::: Supplied records :::

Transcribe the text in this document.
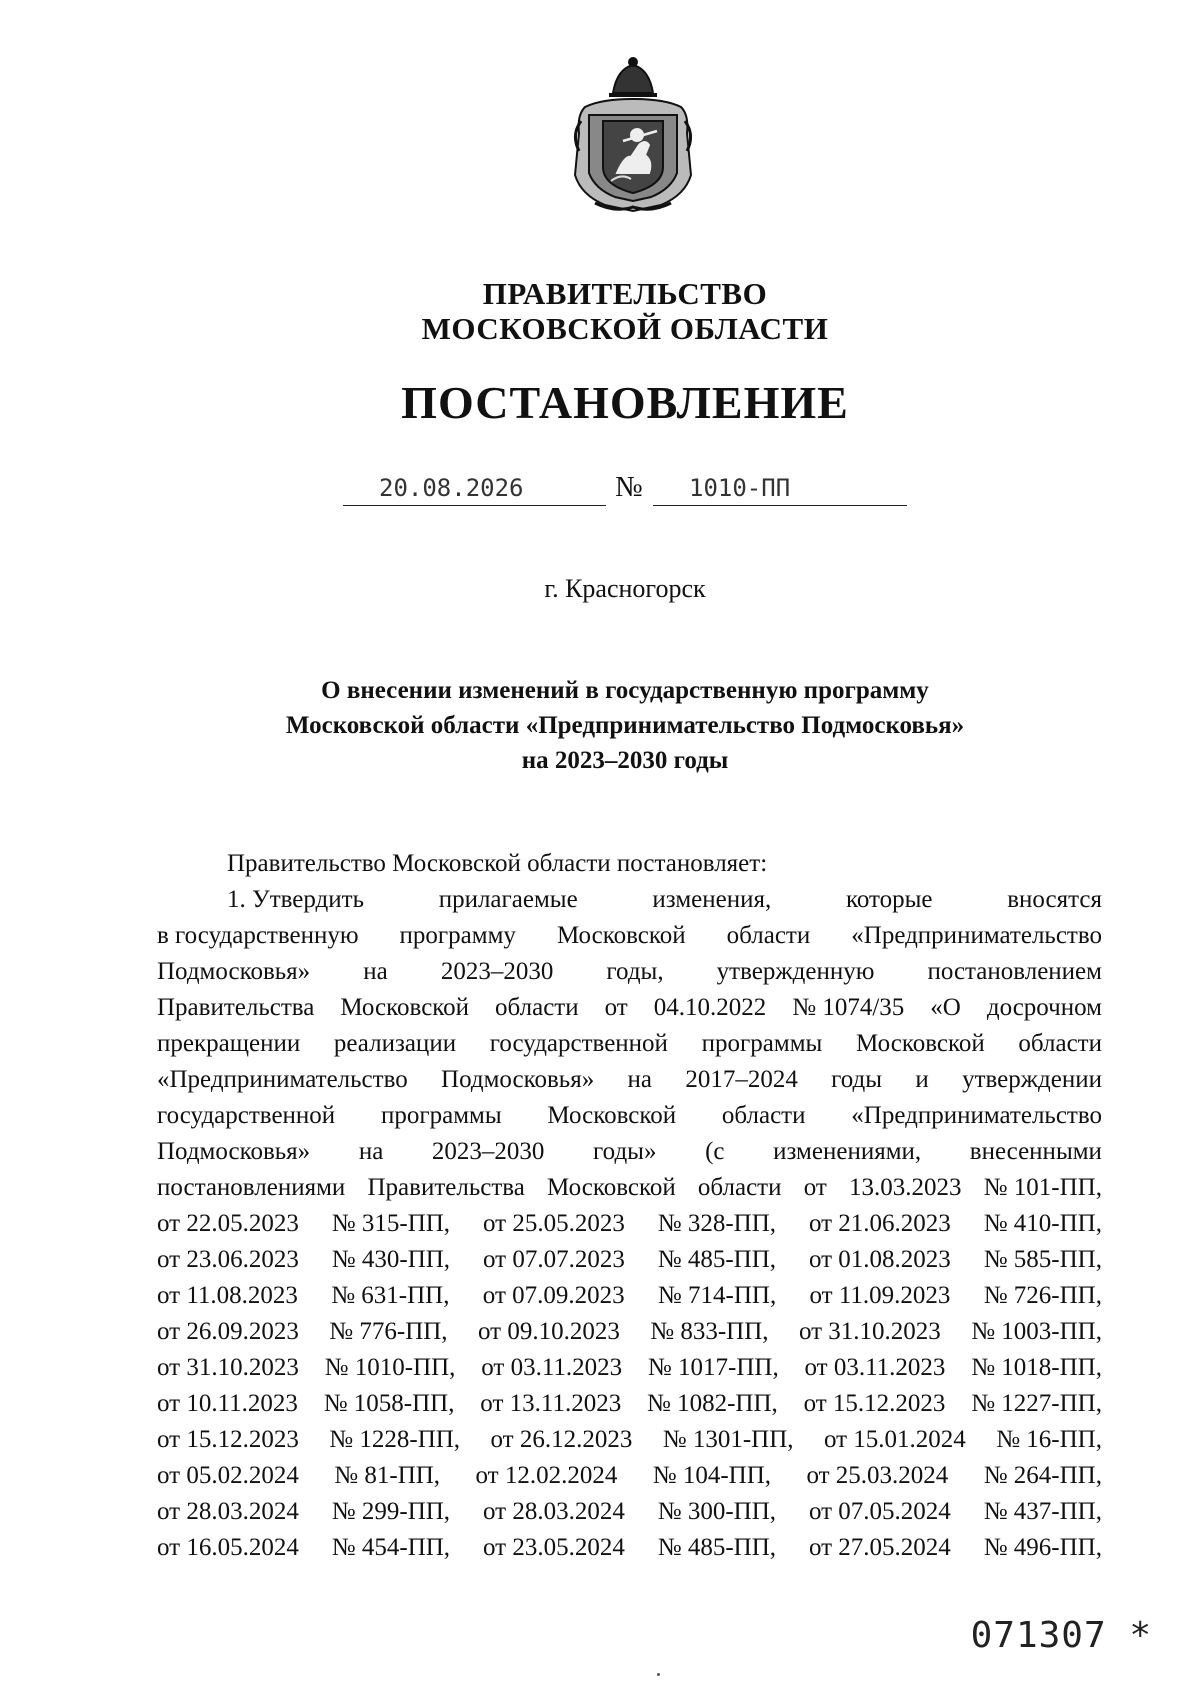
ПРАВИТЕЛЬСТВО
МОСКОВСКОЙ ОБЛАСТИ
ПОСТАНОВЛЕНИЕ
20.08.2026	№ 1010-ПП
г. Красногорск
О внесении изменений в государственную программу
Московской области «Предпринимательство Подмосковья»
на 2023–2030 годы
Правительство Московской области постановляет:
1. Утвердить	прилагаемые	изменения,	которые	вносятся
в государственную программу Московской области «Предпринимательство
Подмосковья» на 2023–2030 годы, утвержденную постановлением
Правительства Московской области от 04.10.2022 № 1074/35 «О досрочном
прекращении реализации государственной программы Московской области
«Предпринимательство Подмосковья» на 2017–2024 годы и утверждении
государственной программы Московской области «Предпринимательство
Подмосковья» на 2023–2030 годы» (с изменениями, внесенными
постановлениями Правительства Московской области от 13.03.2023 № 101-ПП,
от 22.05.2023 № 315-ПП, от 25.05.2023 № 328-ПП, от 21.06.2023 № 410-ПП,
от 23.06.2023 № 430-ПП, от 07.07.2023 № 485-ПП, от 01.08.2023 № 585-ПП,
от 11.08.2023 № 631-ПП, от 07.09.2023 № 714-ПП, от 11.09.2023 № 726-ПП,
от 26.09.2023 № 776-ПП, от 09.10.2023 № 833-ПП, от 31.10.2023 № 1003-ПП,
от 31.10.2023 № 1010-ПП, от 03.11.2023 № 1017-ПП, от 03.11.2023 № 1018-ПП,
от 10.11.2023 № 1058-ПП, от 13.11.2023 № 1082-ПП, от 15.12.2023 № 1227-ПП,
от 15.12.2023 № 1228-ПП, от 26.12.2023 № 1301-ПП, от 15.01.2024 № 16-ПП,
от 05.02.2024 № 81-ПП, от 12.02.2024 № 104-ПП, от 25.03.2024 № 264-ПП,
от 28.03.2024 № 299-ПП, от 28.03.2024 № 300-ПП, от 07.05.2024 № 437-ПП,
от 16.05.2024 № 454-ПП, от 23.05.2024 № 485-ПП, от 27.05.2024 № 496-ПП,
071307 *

:::
::: Supplied records :::

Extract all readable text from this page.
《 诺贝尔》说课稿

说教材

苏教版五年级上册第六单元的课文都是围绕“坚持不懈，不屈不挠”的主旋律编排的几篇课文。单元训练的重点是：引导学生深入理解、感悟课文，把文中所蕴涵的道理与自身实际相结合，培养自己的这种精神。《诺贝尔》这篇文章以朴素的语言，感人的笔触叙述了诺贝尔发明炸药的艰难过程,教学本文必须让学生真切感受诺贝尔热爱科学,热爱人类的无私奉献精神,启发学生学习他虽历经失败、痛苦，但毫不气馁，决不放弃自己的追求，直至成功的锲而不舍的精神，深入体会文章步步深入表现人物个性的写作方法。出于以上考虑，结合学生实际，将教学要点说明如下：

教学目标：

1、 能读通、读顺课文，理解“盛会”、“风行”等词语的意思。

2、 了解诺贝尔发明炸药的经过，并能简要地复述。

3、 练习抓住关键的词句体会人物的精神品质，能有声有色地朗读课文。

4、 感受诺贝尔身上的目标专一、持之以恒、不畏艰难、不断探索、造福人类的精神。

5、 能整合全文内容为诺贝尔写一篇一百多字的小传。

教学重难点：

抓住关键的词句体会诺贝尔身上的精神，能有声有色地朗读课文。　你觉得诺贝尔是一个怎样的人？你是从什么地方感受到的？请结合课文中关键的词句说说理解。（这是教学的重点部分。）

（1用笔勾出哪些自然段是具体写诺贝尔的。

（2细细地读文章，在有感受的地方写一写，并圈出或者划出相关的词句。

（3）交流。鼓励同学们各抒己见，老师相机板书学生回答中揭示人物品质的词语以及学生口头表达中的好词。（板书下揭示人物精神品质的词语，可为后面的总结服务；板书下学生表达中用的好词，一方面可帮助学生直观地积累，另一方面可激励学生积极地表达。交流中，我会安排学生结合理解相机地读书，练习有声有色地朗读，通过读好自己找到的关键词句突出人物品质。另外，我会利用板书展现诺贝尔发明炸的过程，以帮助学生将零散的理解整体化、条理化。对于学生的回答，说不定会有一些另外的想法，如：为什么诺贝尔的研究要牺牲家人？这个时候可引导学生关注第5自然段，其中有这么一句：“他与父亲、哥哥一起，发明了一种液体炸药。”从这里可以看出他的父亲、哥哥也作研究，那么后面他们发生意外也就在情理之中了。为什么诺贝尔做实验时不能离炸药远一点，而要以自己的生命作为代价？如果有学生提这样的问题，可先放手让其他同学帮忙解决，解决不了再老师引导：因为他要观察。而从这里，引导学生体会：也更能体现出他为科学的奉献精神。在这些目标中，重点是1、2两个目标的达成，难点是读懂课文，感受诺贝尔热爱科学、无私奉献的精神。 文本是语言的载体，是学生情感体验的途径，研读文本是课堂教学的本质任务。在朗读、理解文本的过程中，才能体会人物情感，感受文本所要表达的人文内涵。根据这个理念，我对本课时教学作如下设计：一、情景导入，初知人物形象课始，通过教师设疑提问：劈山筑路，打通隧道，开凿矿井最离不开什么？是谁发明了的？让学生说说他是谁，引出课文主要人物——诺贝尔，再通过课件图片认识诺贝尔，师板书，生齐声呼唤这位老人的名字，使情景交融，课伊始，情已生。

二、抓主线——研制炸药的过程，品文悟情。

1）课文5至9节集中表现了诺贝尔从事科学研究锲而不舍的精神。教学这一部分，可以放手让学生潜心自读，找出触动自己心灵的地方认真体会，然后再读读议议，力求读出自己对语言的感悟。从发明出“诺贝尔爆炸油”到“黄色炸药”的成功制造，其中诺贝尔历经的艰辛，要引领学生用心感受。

:::
::: Supplied records :::

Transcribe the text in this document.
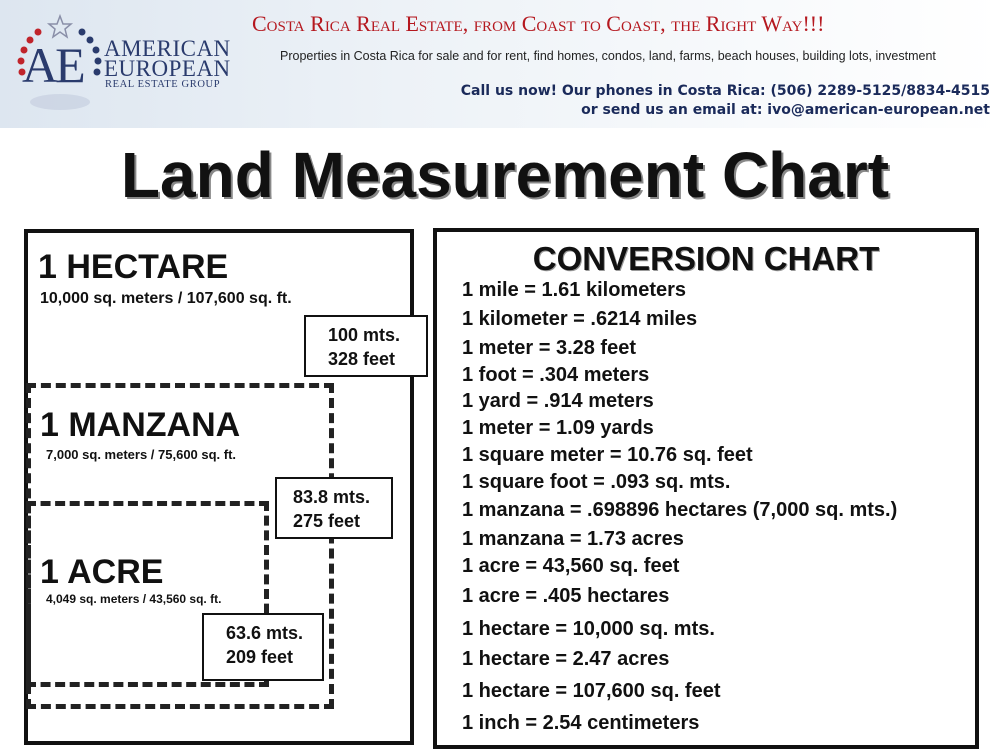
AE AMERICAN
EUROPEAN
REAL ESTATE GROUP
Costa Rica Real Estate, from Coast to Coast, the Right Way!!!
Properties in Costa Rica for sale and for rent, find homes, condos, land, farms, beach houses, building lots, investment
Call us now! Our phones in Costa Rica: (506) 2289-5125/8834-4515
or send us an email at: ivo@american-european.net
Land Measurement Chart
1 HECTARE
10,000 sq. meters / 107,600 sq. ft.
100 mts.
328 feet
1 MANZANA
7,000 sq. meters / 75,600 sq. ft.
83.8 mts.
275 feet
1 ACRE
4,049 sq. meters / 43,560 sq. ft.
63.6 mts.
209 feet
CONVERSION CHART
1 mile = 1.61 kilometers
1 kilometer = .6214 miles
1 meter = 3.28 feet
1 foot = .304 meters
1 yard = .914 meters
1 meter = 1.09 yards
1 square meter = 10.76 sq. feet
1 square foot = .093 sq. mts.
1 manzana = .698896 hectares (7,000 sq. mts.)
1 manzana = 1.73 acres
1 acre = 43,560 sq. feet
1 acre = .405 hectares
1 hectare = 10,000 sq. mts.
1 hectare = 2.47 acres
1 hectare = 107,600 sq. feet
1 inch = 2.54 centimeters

:::

Track down every line of the material containing the string "acres", and copy it.

1 manzana = 1.73 acres
1 hectare = 2.47 acres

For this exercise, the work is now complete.